Extracted data entries:

========================

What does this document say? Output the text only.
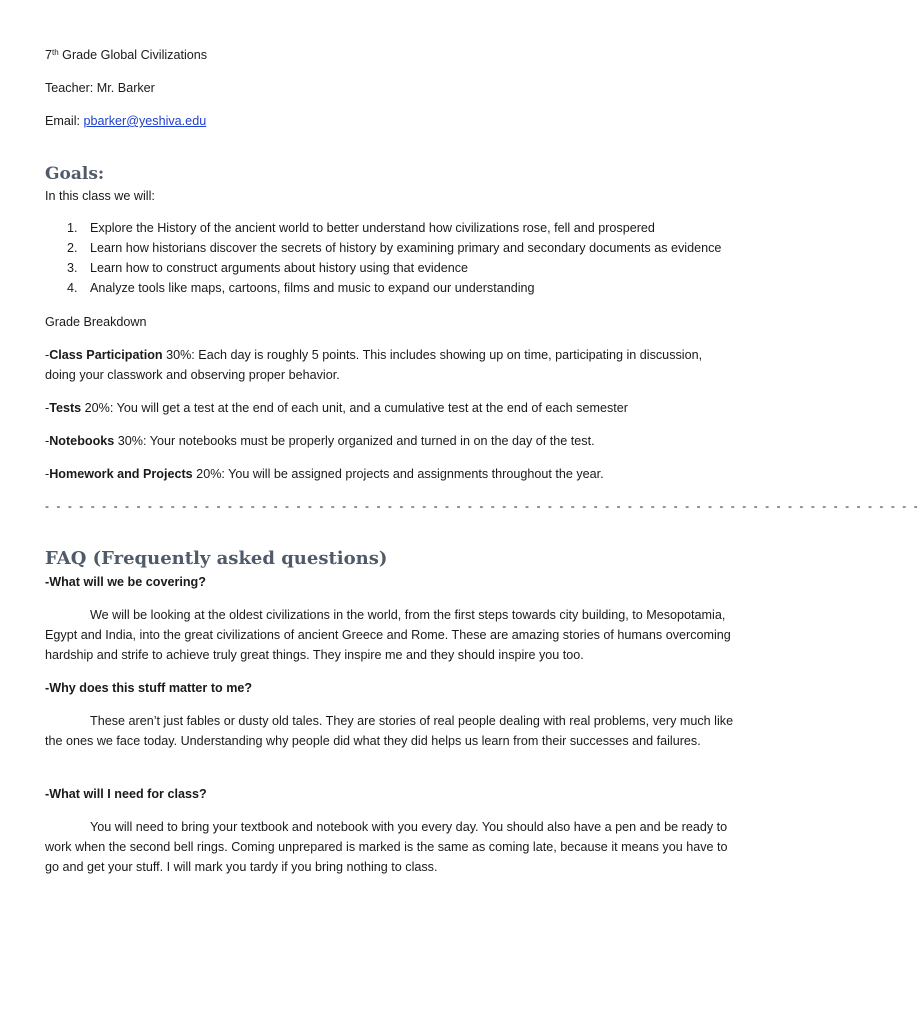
7th Grade Global Civilizations
Teacher: Mr. Barker
Email: pbarker@yeshiva.edu
Goals:
In this class we will:
1. Explore the History of the ancient world to better understand how civilizations rose, fell and prospered
2. Learn how historians discover the secrets of history by examining primary and secondary documents as evidence
3. Learn how to construct arguments about history using that evidence
4. Analyze tools like maps, cartoons, films and music to expand our understanding
Grade Breakdown
-Class Participation 30%: Each day is roughly 5 points. This includes showing up on time, participating in discussion, doing your classwork and observing proper behavior.
-Tests 20%: You will get a test at the end of each unit, and a cumulative test at the end of each semester
-Notebooks 30%: Your notebooks must be properly organized and turned in on the day of the test.
-Homework and Projects 20%: You will be assigned projects and assignments throughout the year.
- - - - - - - - - - - - - - - - - - - - - - - - - - - - - - - - - - - - - - - - - - - - - - - - - - - - - - - - - - - - - - - - - - - - - - - - - - - - -
FAQ (Frequently asked questions)
-What will we be covering?
We will be looking at the oldest civilizations in the world, from the first steps towards city building, to Mesopotamia, Egypt and India, into the great civilizations of ancient Greece and Rome. These are amazing stories of humans overcoming hardship and strife to achieve truly great things. They inspire me and they should inspire you too.
-Why does this stuff matter to me?
These aren’t just fables or dusty old tales. They are stories of real people dealing with real problems, very much like the ones we face today. Understanding why people did what they did helps us learn from their successes and failures.
-What will I need for class?
You will need to bring your textbook and notebook with you every day. You should also have a pen and be ready to work when the second bell rings. Coming unprepared is marked is the same as coming late, because it means you have to go and get your stuff. I will mark you tardy if you bring nothing to class.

========================

The pictures should not be reproduced; quote all of the other material exactly.

What does this document say? Output the text only.
7th Grade Global Civilizations
Teacher: Mr. Barker
Email: pbarker@yeshiva.edu
Goals:
In this class we will:
1. Explore the History of the ancient world to better understand how civilizations rose, fell and prospered
2. Learn how historians discover the secrets of history by examining primary and secondary documents as evidence
3. Learn how to construct arguments about history using that evidence
4. Analyze tools like maps, cartoons, films and music to expand our understanding
Grade Breakdown
-Class Participation 30%: Each day is roughly 5 points. This includes showing up on time, participating in discussion, doing your classwork and observing proper behavior.
-Tests 20%: You will get a test at the end of each unit, and a cumulative test at the end of each semester
-Notebooks 30%: Your notebooks must be properly organized and turned in on the day of the test.
-Homework and Projects 20%: You will be assigned projects and assignments throughout the year.
- - - - - - - - - - - - - - - - - - - - - - - - - - - - - - - - - - - - - - - - - - - - - - - - - - - - - - - - - - - - - - - - - - - - - - - - - - - - -
FAQ (Frequently asked questions)
-What will we be covering?
We will be looking at the oldest civilizations in the world, from the first steps towards city building, to Mesopotamia, Egypt and India, into the great civilizations of ancient Greece and Rome. These are amazing stories of humans overcoming hardship and strife to achieve truly great things. They inspire me and they should inspire you too.
-Why does this stuff matter to me?
These aren’t just fables or dusty old tales. They are stories of real people dealing with real problems, very much like the ones we face today. Understanding why people did what they did helps us learn from their successes and failures.
-What will I need for class?
You will need to bring your textbook and notebook with you every day. You should also have a pen and be ready to work when the second bell rings. Coming unprepared is marked is the same as coming late, because it means you have to go and get your stuff. I will mark you tardy if you bring nothing to class.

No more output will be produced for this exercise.